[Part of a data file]
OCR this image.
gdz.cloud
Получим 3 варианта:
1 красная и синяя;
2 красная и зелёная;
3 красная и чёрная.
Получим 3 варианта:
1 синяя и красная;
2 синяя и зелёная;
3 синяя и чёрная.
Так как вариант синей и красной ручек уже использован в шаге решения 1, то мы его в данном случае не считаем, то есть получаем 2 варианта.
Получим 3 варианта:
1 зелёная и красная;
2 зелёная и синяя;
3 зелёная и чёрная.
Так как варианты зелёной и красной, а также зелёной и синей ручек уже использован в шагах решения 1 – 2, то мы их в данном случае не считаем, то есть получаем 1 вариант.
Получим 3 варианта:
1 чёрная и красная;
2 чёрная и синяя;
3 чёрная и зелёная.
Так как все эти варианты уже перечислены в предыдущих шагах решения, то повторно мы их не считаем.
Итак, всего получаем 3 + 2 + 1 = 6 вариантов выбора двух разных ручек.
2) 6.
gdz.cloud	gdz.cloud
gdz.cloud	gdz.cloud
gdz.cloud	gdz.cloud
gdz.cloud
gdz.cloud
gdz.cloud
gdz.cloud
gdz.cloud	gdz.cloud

* **Instructions for the task**
In the listing above, find the lines holding the word "считаем" and copy them.

* **Written answer**
Так как вариант синей и красной ручек уже использован в шаге решения 1, то мы его в данном случае не считаем, то есть получаем 2 варианта.
Так как варианты зелёной и красной, а также зелёной и синей ручек уже использован в шагах решения 1 – 2, то мы их в данном случае не считаем, то есть получаем 1 вариант.
Так как все эти варианты уже перечислены в предыдущих шагах решения, то повторно мы их не считаем.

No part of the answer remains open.